→ **Instructions for the task**
Rewrite the lines below, changing "bounding box" to "enclosing rectangle" and keeping everything else the same. Omit the pictures from your answer.

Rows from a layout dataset

# # # # # # #

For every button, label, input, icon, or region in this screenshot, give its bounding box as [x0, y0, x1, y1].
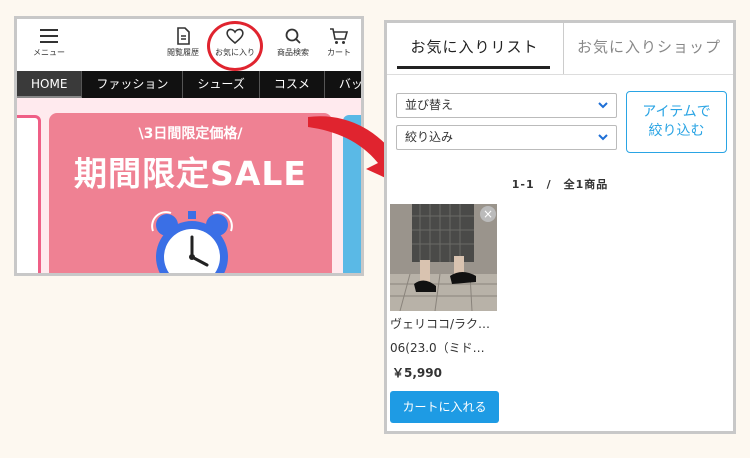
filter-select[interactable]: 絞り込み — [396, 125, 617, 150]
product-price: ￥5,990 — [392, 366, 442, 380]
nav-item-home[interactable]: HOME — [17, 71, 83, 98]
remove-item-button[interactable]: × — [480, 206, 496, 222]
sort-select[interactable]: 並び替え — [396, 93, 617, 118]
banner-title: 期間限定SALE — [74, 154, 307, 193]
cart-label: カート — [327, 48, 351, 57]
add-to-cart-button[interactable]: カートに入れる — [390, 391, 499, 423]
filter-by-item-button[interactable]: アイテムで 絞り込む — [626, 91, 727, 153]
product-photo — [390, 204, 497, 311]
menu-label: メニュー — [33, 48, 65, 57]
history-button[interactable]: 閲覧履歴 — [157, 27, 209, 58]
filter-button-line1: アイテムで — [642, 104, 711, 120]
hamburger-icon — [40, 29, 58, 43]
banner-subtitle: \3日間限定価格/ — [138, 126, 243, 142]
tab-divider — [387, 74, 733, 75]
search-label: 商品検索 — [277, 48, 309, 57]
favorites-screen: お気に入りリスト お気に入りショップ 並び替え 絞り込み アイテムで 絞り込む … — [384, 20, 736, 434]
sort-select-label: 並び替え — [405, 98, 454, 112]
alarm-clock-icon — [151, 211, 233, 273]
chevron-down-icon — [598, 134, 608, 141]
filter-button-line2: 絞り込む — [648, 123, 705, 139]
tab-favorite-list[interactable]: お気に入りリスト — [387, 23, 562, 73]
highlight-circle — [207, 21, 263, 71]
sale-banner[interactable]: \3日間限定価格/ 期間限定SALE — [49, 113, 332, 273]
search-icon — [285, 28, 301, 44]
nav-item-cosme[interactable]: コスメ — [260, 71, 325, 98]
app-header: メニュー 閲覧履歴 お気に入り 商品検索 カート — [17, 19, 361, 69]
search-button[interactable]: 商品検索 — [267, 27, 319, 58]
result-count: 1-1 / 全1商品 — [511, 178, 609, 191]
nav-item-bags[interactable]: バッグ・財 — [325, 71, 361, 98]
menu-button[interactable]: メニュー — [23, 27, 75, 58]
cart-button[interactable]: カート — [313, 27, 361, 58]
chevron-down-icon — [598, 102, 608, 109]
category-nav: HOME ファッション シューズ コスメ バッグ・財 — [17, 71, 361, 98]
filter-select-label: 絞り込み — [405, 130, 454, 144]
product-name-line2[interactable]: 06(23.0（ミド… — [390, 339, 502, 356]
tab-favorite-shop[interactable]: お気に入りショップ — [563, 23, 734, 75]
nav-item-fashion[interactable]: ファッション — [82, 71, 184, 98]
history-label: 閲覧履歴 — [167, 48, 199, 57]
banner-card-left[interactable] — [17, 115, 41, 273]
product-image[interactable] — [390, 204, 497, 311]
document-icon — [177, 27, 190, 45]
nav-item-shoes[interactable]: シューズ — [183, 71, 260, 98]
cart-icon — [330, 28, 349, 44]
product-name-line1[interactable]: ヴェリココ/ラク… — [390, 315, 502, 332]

# # # # # # #

→ **Exercise result**
For every button, label, input, icon, or region in this screenshot, give its enclosing rectangle as [x0, y0, x1, y1].
filter-select[interactable]: 絞り込み — [396, 125, 617, 150]
product-price: ￥5,990 — [392, 366, 442, 380]
nav-item-home[interactable]: HOME — [17, 71, 83, 98]
remove-item-button[interactable]: × — [480, 206, 496, 222]
sort-select[interactable]: 並び替え — [396, 93, 617, 118]
banner-title: 期間限定SALE — [74, 154, 307, 193]
cart-label: カート — [327, 48, 351, 57]
add-to-cart-button[interactable]: カートに入れる — [390, 391, 499, 423]
filter-by-item-button[interactable]: アイテムで 絞り込む — [626, 91, 727, 153]
product-photo — [390, 204, 497, 311]
menu-label: メニュー — [33, 48, 65, 57]
history-button[interactable]: 閲覧履歴 — [157, 27, 209, 58]
filter-button-line1: アイテムで — [642, 104, 711, 120]
hamburger-icon — [40, 29, 58, 43]
banner-subtitle: \3日間限定価格/ — [138, 126, 243, 142]
tab-divider — [387, 74, 733, 75]
search-label: 商品検索 — [277, 48, 309, 57]
favorites-screen: お気に入りリスト お気に入りショップ 並び替え 絞り込み アイテムで 絞り込む … — [384, 20, 736, 434]
sort-select-label: 並び替え — [405, 98, 454, 112]
alarm-clock-icon — [151, 211, 233, 273]
chevron-down-icon — [598, 134, 608, 141]
filter-button-line2: 絞り込む — [648, 123, 705, 139]
tab-favorite-list[interactable]: お気に入りリスト — [387, 23, 562, 73]
highlight-circle — [207, 21, 263, 71]
sale-banner[interactable]: \3日間限定価格/ 期間限定SALE — [49, 113, 332, 273]
search-icon — [285, 28, 301, 44]
nav-item-cosme[interactable]: コスメ — [260, 71, 325, 98]
app-header: メニュー 閲覧履歴 お気に入り 商品検索 カート — [17, 19, 361, 69]
search-button[interactable]: 商品検索 — [267, 27, 319, 58]
result-count: 1-1 / 全1商品 — [511, 178, 609, 191]
nav-item-bags[interactable]: バッグ・財 — [325, 71, 361, 98]
menu-button[interactable]: メニュー — [23, 27, 75, 58]
cart-button[interactable]: カート — [313, 27, 361, 58]
chevron-down-icon — [598, 102, 608, 109]
category-nav: HOME ファッション シューズ コスメ バッグ・財 — [17, 71, 361, 98]
filter-select-label: 絞り込み — [405, 130, 454, 144]
product-name-line2[interactable]: 06(23.0（ミド… — [390, 339, 502, 356]
tab-favorite-shop[interactable]: お気に入りショップ — [563, 23, 734, 75]
nav-item-fashion[interactable]: ファッション — [82, 71, 184, 98]
history-label: 閲覧履歴 — [167, 48, 199, 57]
banner-card-left[interactable] — [17, 115, 41, 273]
product-image[interactable] — [390, 204, 497, 311]
document-icon — [177, 27, 190, 45]
nav-item-shoes[interactable]: シューズ — [183, 71, 260, 98]
cart-icon — [330, 28, 349, 44]
product-name-line1[interactable]: ヴェリココ/ラク… — [390, 315, 502, 332]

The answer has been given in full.